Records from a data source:

━━━━━━━━━━

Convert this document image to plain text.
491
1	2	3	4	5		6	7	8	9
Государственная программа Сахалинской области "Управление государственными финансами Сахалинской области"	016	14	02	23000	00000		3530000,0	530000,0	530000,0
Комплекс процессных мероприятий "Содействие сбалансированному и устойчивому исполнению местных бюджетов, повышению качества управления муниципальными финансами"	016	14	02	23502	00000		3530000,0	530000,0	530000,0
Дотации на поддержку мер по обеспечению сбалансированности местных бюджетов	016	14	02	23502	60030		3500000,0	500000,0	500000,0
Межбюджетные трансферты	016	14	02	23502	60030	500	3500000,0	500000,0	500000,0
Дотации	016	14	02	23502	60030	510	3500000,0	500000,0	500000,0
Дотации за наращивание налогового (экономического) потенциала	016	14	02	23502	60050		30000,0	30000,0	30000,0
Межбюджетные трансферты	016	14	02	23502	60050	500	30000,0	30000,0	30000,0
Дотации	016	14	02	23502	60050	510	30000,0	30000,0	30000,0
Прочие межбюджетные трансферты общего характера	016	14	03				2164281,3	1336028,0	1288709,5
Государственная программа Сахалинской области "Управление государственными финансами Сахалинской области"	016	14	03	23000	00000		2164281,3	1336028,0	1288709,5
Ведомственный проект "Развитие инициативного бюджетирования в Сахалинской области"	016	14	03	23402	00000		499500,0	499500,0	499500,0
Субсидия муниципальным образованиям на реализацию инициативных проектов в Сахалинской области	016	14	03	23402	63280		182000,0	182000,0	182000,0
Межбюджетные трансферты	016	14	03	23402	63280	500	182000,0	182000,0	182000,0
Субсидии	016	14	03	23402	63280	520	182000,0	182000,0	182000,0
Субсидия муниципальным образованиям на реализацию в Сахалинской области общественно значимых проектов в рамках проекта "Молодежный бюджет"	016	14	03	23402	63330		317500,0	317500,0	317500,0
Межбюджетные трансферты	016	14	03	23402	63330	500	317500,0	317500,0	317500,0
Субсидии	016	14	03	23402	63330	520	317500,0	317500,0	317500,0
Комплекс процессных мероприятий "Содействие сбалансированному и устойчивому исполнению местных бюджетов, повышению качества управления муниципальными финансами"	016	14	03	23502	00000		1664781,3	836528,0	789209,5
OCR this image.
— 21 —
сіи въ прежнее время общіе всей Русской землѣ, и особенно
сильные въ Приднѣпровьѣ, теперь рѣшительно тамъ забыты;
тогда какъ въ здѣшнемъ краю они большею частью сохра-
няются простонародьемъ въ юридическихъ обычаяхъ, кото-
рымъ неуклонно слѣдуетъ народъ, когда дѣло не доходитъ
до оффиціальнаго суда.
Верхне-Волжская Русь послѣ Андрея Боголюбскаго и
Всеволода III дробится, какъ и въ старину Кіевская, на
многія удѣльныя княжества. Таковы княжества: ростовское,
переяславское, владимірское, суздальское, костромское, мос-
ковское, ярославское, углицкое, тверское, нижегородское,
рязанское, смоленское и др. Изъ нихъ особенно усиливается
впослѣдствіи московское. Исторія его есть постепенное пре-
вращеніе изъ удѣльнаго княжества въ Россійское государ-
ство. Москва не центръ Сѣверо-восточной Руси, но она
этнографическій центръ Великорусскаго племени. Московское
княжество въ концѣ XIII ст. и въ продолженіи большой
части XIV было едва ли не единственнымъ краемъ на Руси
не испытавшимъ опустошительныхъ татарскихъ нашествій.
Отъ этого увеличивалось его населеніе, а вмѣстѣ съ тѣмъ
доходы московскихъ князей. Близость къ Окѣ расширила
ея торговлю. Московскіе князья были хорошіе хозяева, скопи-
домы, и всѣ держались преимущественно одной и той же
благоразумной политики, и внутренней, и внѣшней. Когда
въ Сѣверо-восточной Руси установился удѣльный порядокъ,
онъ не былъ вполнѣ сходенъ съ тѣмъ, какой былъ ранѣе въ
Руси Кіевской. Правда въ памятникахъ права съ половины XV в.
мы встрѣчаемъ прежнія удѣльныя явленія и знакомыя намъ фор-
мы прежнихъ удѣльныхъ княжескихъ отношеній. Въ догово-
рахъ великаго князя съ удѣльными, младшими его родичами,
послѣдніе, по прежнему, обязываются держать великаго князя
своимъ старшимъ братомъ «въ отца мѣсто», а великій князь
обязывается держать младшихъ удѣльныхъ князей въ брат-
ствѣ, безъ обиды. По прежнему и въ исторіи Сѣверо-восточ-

━━━━━━━━━━

Repeat the data verbatim.

Final result =
Convert this document image to plain text.
491
1	2	3	4	5		6	7	8	9
Государственная программа Сахалинской области "Управление государственными финансами Сахалинской области"	016	14	02	23000	00000		3530000,0	530000,0	530000,0
Комплекс процессных мероприятий "Содействие сбалансированному и устойчивому исполнению местных бюджетов, повышению качества управления муниципальными финансами"	016	14	02	23502	00000		3530000,0	530000,0	530000,0
Дотации на поддержку мер по обеспечению сбалансированности местных бюджетов	016	14	02	23502	60030		3500000,0	500000,0	500000,0
Межбюджетные трансферты	016	14	02	23502	60030	500	3500000,0	500000,0	500000,0
Дотации	016	14	02	23502	60030	510	3500000,0	500000,0	500000,0
Дотации за наращивание налогового (экономического) потенциала	016	14	02	23502	60050		30000,0	30000,0	30000,0
Межбюджетные трансферты	016	14	02	23502	60050	500	30000,0	30000,0	30000,0
Дотации	016	14	02	23502	60050	510	30000,0	30000,0	30000,0
Прочие межбюджетные трансферты общего характера	016	14	03				2164281,3	1336028,0	1288709,5
Государственная программа Сахалинской области "Управление государственными финансами Сахалинской области"	016	14	03	23000	00000		2164281,3	1336028,0	1288709,5
Ведомственный проект "Развитие инициативного бюджетирования в Сахалинской области"	016	14	03	23402	00000		499500,0	499500,0	499500,0
Субсидия муниципальным образованиям на реализацию инициативных проектов в Сахалинской области	016	14	03	23402	63280		182000,0	182000,0	182000,0
Межбюджетные трансферты	016	14	03	23402	63280	500	182000,0	182000,0	182000,0
Субсидии	016	14	03	23402	63280	520	182000,0	182000,0	182000,0
Субсидия муниципальным образованиям на реализацию в Сахалинской области общественно значимых проектов в рамках проекта "Молодежный бюджет"	016	14	03	23402	63330		317500,0	317500,0	317500,0
Межбюджетные трансферты	016	14	03	23402	63330	500	317500,0	317500,0	317500,0
Субсидии	016	14	03	23402	63330	520	317500,0	317500,0	317500,0
Комплекс процессных мероприятий "Содействие сбалансированному и устойчивому исполнению местных бюджетов, повышению качества управления муниципальными финансами"	016	14	03	23502	00000		1664781,3	836528,0	789209,5
OCR this image.
— 21 —
сіи въ прежнее время общіе всей Русской землѣ, и особенно
сильные въ Приднѣпровьѣ, теперь рѣшительно тамъ забыты;
тогда какъ въ здѣшнемъ краю они большею частью сохра-
няются простонародьемъ въ юридическихъ обычаяхъ, кото-
рымъ неуклонно слѣдуетъ народъ, когда дѣло не доходитъ
до оффиціальнаго суда.
Верхне-Волжская Русь послѣ Андрея Боголюбскаго и
Всеволода III дробится, какъ и въ старину Кіевская, на
многія удѣльныя княжества. Таковы княжества: ростовское,
переяславское, владимірское, суздальское, костромское, мос-
ковское, ярославское, углицкое, тверское, нижегородское,
рязанское, смоленское и др. Изъ нихъ особенно усиливается
впослѣдствіи московское. Исторія его есть постепенное пре-
вращеніе изъ удѣльнаго княжества въ Россійское государ-
ство. Москва не центръ Сѣверо-восточной Руси, но она
этнографическій центръ Великорусскаго племени. Московское
княжество въ концѣ XIII ст. и въ продолженіи большой
части XIV было едва ли не единственнымъ краемъ на Руси
не испытавшимъ опустошительныхъ татарскихъ нашествій.
Отъ этого увеличивалось его населеніе, а вмѣстѣ съ тѣмъ
доходы московскихъ князей. Близость къ Окѣ расширила
ея торговлю. Московскіе князья были хорошіе хозяева, скопи-
домы, и всѣ держались преимущественно одной и той же
благоразумной политики, и внутренней, и внѣшней. Когда
въ Сѣверо-восточной Руси установился удѣльный порядокъ,
онъ не былъ вполнѣ сходенъ съ тѣмъ, какой былъ ранѣе въ
Руси Кіевской. Правда въ памятникахъ права съ половины XV в.
мы встрѣчаемъ прежнія удѣльныя явленія и знакомыя намъ фор-
мы прежнихъ удѣльныхъ княжескихъ отношеній. Въ догово-
рахъ великаго князя съ удѣльными, младшими его родичами,
послѣдніе, по прежнему, обязываются держать великаго князя
своимъ старшимъ братомъ «въ отца мѣсто», а великій князь
обязывается держать младшихъ удѣльныхъ князей въ брат-
ствѣ, безъ обиды. По прежнему и въ исторіи Сѣверо-восточ-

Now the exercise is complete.